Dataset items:
═══
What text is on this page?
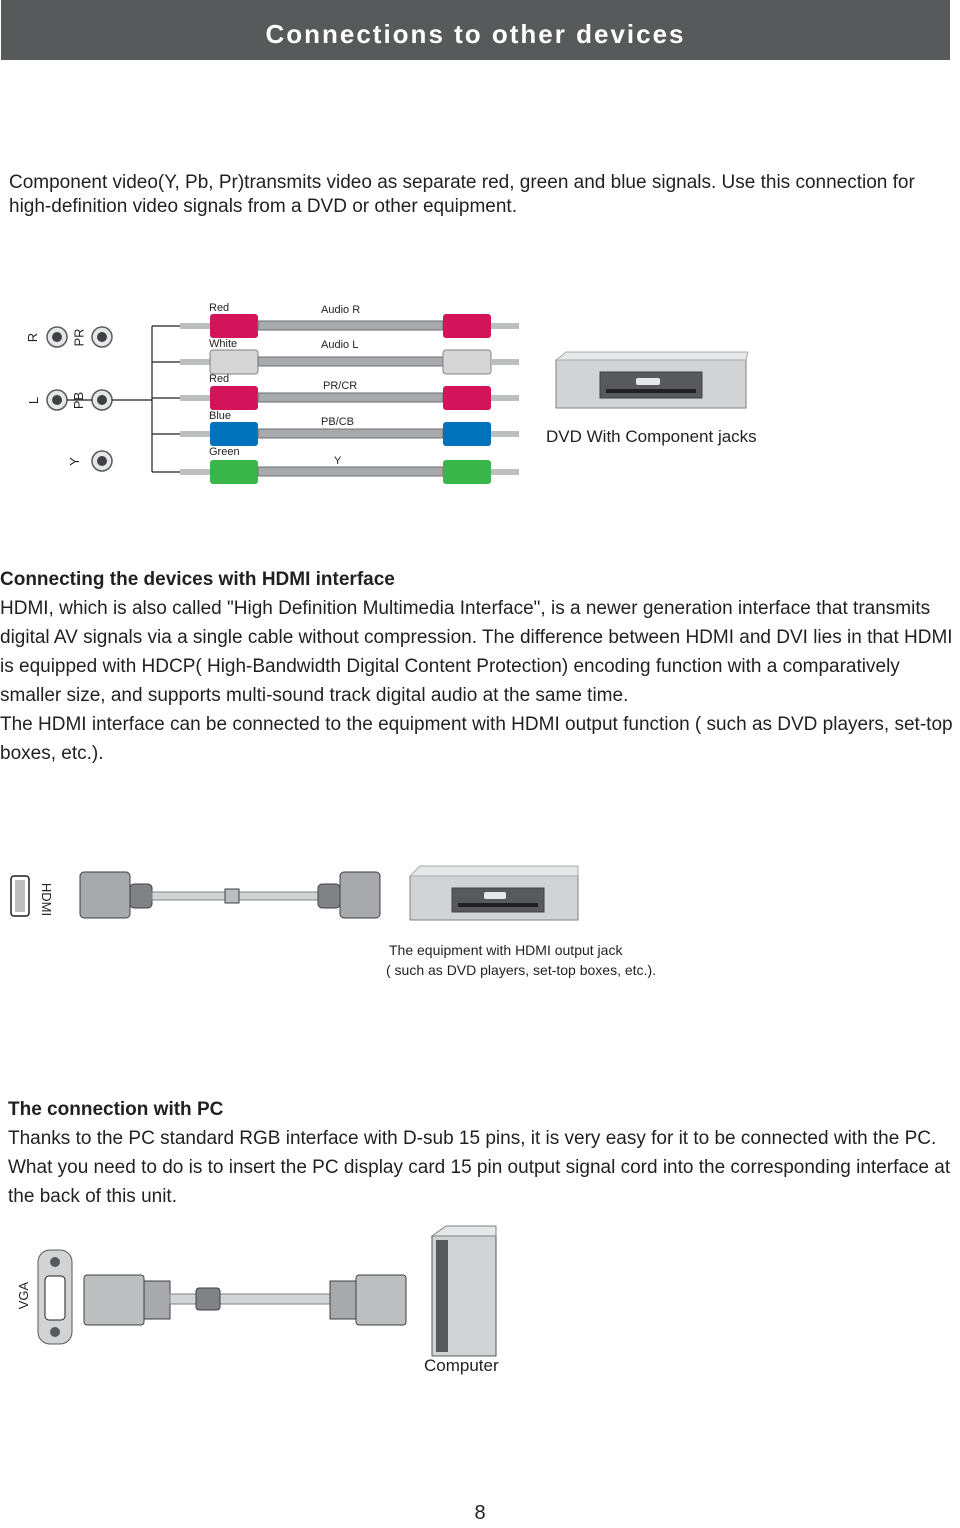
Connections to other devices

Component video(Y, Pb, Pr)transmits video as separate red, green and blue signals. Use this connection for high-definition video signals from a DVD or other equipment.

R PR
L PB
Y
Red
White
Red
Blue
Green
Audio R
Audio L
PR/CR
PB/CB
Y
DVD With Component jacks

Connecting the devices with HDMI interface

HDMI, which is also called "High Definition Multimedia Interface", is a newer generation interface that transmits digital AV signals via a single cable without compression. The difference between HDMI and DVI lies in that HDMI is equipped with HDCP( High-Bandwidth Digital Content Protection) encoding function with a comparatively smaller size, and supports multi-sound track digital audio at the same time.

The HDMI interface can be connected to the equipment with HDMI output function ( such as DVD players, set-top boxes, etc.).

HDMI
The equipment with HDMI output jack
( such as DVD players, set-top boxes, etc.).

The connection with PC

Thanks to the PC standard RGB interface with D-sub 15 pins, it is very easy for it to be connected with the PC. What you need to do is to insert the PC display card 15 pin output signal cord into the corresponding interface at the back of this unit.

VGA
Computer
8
═══
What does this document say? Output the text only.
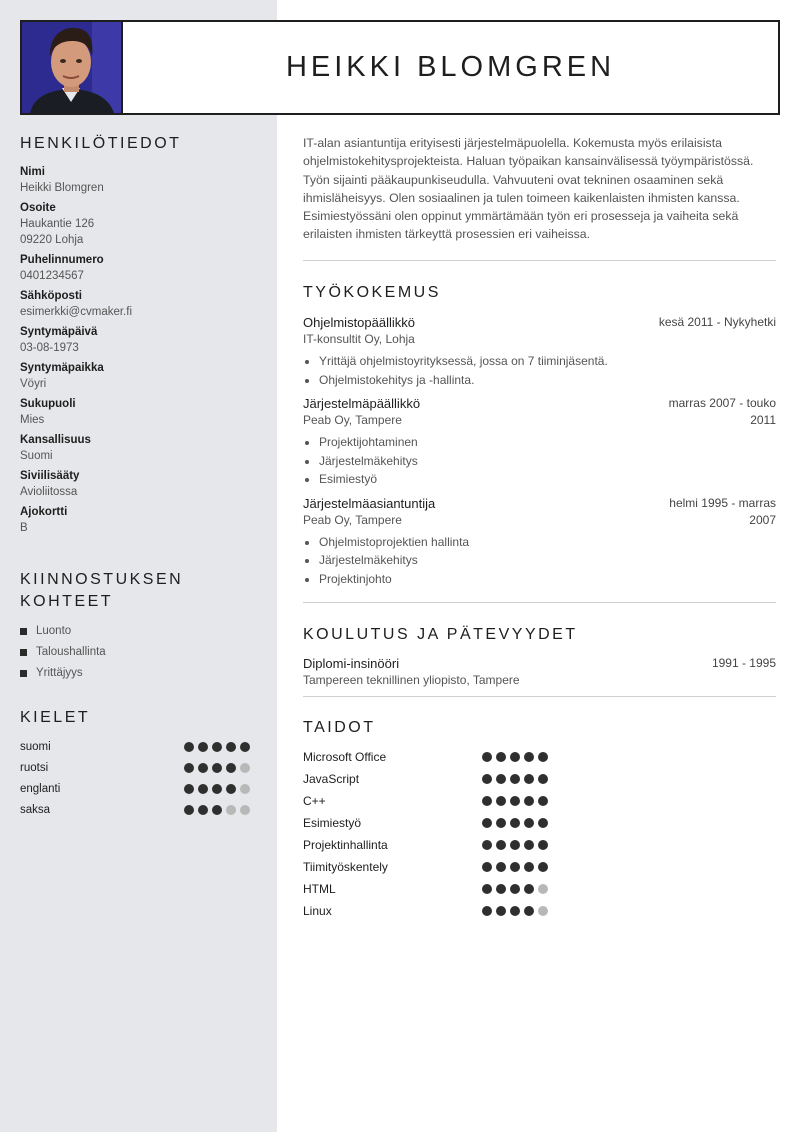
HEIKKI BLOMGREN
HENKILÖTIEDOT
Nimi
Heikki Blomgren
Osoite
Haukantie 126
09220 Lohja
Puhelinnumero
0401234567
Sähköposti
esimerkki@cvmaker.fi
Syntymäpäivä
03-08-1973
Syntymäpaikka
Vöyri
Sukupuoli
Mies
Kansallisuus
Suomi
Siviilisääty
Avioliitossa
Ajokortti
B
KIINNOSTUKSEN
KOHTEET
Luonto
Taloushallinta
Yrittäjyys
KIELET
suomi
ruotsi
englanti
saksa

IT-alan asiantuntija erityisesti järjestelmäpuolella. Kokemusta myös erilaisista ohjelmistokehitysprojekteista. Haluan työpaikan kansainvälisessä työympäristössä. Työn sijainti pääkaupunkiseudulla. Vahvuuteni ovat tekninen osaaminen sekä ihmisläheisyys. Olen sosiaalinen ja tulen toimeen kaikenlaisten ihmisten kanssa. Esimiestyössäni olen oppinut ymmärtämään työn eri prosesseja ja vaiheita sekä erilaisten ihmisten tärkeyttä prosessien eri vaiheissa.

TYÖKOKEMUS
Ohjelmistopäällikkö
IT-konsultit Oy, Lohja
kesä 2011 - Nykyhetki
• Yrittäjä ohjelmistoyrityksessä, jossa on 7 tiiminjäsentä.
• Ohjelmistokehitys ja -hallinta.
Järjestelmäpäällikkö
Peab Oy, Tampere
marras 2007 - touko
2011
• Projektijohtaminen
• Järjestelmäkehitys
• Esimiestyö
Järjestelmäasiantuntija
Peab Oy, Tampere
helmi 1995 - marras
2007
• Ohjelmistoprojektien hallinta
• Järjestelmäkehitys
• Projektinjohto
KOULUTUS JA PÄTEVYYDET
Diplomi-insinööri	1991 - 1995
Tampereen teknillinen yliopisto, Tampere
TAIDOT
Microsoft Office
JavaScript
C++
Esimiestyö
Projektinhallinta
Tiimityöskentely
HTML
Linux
═══
- Task directions
Go through the entries above and count the lines containing the word "signals"; give only that count.

- Solution for this problem
2